Copy the items word for word, from the first line through the line that contains "clone-stamp-tool-icon[interactable]: [6, 327, 32, 349]", including both of those lines.

→ **GIVEN RECORDS**:

= = = = = = =

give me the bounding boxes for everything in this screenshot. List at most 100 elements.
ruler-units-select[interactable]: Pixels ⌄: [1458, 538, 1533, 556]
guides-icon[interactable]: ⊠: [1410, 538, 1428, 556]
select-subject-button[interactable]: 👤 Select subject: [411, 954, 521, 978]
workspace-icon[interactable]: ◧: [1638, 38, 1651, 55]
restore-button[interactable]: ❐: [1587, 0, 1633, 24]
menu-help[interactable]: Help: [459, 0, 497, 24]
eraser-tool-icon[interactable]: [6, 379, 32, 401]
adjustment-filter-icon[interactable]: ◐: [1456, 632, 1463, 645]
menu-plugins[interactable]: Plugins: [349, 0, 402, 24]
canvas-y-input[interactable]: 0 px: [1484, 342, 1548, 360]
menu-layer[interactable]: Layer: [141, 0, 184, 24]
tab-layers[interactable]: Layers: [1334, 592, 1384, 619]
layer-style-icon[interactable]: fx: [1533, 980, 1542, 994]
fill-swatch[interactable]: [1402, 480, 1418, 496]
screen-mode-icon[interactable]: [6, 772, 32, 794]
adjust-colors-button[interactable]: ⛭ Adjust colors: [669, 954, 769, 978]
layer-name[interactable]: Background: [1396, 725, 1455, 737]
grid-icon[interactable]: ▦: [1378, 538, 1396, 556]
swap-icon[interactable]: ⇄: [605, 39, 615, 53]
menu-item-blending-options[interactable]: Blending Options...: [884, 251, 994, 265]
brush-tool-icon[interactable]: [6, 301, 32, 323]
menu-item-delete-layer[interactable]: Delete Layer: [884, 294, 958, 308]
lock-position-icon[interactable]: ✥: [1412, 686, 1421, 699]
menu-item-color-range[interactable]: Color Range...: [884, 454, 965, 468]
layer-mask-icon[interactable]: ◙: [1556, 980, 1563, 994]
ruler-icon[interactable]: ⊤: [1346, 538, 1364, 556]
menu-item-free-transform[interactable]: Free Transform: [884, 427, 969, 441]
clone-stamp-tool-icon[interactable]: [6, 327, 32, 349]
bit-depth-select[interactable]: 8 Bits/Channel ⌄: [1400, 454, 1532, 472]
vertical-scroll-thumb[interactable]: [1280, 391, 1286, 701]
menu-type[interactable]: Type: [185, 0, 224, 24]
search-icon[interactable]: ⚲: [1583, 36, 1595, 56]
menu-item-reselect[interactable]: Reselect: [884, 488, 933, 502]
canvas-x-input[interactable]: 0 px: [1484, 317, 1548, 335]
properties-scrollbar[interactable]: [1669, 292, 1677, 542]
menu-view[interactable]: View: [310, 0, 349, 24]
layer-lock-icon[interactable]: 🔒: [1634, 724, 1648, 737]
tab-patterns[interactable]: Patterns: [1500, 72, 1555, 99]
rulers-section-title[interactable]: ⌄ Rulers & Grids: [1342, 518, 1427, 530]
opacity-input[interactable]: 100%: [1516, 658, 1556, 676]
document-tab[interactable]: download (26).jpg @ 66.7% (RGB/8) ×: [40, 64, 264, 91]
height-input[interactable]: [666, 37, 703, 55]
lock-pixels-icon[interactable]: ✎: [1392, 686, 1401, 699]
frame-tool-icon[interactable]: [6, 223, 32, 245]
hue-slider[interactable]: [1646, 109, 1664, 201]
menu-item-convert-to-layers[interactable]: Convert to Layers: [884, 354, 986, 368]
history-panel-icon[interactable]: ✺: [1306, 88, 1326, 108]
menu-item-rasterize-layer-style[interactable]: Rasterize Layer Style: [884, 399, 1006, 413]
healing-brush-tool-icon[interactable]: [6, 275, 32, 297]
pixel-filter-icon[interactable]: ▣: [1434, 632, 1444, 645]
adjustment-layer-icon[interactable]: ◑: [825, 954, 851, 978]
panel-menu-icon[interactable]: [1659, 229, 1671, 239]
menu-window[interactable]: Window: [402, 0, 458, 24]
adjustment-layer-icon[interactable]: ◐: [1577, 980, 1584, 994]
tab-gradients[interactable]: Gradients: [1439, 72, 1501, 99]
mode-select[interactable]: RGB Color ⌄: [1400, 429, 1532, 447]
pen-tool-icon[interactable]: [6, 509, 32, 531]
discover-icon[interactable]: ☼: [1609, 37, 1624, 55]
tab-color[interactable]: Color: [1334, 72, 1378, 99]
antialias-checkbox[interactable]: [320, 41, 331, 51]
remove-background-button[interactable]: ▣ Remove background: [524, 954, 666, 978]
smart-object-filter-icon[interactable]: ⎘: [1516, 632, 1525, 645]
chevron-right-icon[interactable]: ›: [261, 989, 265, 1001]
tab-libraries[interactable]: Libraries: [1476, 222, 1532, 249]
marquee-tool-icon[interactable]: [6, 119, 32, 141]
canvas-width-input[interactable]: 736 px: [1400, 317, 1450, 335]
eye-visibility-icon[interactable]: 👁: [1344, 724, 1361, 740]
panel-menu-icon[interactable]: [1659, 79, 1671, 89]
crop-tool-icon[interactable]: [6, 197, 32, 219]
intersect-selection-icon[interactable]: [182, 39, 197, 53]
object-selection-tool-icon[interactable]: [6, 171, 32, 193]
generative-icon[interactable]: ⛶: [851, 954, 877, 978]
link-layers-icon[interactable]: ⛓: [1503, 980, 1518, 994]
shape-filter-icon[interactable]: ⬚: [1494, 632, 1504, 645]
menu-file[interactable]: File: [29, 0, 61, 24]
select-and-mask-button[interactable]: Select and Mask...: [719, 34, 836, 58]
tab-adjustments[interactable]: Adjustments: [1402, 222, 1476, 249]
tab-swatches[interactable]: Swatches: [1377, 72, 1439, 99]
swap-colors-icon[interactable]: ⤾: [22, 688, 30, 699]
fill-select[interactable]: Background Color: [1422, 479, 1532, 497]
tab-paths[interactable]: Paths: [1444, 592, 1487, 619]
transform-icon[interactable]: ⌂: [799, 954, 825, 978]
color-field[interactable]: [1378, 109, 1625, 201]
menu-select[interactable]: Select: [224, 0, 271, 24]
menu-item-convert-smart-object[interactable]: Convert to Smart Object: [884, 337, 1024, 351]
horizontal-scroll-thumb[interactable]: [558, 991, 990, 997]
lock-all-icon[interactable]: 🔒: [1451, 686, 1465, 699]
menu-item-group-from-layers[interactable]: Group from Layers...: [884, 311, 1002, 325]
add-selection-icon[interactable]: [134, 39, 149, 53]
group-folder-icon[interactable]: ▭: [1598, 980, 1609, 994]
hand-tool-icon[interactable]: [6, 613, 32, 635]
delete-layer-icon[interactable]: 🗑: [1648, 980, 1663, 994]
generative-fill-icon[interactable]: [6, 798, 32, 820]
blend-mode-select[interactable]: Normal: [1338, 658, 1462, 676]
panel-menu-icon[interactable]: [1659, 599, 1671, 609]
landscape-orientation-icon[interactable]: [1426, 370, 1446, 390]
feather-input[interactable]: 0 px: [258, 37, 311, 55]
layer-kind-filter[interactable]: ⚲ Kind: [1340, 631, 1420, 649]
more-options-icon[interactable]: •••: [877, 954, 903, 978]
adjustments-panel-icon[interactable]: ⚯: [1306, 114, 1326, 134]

= = = = = = =

→ **THE RESULT**:
give me the bounding boxes for everything in this screenshot. List at most 100 elements.
ruler-units-select[interactable]: Pixels ⌄: [1458, 538, 1533, 556]
guides-icon[interactable]: ⊠: [1410, 538, 1428, 556]
select-subject-button[interactable]: 👤 Select subject: [411, 954, 521, 978]
workspace-icon[interactable]: ◧: [1638, 38, 1651, 55]
restore-button[interactable]: ❐: [1587, 0, 1633, 24]
menu-help[interactable]: Help: [459, 0, 497, 24]
eraser-tool-icon[interactable]: [6, 379, 32, 401]
adjustment-filter-icon[interactable]: ◐: [1456, 632, 1463, 645]
menu-plugins[interactable]: Plugins: [349, 0, 402, 24]
canvas-y-input[interactable]: 0 px: [1484, 342, 1548, 360]
menu-layer[interactable]: Layer: [141, 0, 184, 24]
tab-layers[interactable]: Layers: [1334, 592, 1384, 619]
layer-style-icon[interactable]: fx: [1533, 980, 1542, 994]
fill-swatch[interactable]: [1402, 480, 1418, 496]
screen-mode-icon[interactable]: [6, 772, 32, 794]
adjust-colors-button[interactable]: ⛭ Adjust colors: [669, 954, 769, 978]
layer-name[interactable]: Background: [1396, 725, 1455, 737]
grid-icon[interactable]: ▦: [1378, 538, 1396, 556]
swap-icon[interactable]: ⇄: [605, 39, 615, 53]
menu-item-blending-options[interactable]: Blending Options...: [884, 251, 994, 265]
brush-tool-icon[interactable]: [6, 301, 32, 323]
menu-item-delete-layer[interactable]: Delete Layer: [884, 294, 958, 308]
lock-position-icon[interactable]: ✥: [1412, 686, 1421, 699]
menu-item-color-range[interactable]: Color Range...: [884, 454, 965, 468]
layer-mask-icon[interactable]: ◙: [1556, 980, 1563, 994]
ruler-icon[interactable]: ⊤: [1346, 538, 1364, 556]
menu-item-free-transform[interactable]: Free Transform: [884, 427, 969, 441]
clone-stamp-tool-icon[interactable]: [6, 327, 32, 349]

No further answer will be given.